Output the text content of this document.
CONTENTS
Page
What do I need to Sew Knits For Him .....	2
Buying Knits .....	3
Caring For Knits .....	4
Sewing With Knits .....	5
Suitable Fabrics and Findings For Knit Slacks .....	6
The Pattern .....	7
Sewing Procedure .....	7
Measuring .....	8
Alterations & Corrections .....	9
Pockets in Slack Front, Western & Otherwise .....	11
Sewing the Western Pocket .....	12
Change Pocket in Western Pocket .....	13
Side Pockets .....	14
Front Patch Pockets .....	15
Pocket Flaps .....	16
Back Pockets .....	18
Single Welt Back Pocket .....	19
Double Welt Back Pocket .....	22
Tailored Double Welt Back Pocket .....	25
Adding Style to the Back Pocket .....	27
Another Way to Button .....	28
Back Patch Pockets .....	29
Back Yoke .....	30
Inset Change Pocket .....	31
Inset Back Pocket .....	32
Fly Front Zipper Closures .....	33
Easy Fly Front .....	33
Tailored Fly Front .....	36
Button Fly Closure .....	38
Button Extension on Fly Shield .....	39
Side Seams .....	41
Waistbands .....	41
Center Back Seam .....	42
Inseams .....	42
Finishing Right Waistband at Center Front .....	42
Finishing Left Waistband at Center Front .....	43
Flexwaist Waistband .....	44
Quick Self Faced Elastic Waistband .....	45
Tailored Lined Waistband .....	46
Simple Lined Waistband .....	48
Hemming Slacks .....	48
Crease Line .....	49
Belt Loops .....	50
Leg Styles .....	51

┄┄┄┄┄┄┄┄┄┄┄┄┄┄┄┄┄┄┄┄

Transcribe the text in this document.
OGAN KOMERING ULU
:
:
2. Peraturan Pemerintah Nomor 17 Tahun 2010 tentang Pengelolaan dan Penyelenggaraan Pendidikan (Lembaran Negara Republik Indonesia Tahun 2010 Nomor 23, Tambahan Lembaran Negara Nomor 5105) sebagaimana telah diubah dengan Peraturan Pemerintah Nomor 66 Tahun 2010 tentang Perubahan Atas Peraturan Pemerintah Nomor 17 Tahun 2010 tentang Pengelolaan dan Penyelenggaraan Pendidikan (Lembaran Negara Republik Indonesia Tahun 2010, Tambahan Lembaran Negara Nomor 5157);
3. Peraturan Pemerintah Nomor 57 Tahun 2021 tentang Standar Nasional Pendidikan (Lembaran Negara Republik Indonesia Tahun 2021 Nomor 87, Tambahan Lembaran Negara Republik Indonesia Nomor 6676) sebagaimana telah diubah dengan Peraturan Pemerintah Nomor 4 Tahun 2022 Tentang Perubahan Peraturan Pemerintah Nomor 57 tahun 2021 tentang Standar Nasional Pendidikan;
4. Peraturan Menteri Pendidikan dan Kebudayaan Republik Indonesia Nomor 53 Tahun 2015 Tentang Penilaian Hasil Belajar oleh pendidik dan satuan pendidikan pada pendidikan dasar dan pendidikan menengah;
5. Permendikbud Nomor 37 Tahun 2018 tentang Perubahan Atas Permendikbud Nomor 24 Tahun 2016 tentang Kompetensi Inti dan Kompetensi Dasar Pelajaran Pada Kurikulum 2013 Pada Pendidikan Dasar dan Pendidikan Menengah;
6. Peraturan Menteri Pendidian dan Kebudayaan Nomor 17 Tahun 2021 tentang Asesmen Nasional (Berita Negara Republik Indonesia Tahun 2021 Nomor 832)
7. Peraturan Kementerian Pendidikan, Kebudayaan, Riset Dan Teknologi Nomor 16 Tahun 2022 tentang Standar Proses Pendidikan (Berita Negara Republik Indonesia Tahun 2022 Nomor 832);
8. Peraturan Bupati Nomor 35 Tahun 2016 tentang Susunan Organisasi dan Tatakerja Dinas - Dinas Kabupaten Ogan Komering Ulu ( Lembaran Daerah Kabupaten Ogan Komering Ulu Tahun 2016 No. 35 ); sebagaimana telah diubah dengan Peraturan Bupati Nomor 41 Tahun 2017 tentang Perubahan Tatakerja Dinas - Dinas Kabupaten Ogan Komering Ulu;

┄┄┄┄┄┄┄┄┄┄┄┄┄┄┄┄┄┄┄┄

TASK BRIEF >> Among the records above, find each line holding the string "Patch" and pull it out.

RESPONSE TO THE EXERCISE >>
Front Patch Pockets .....	15
Back Patch Pockets .....	29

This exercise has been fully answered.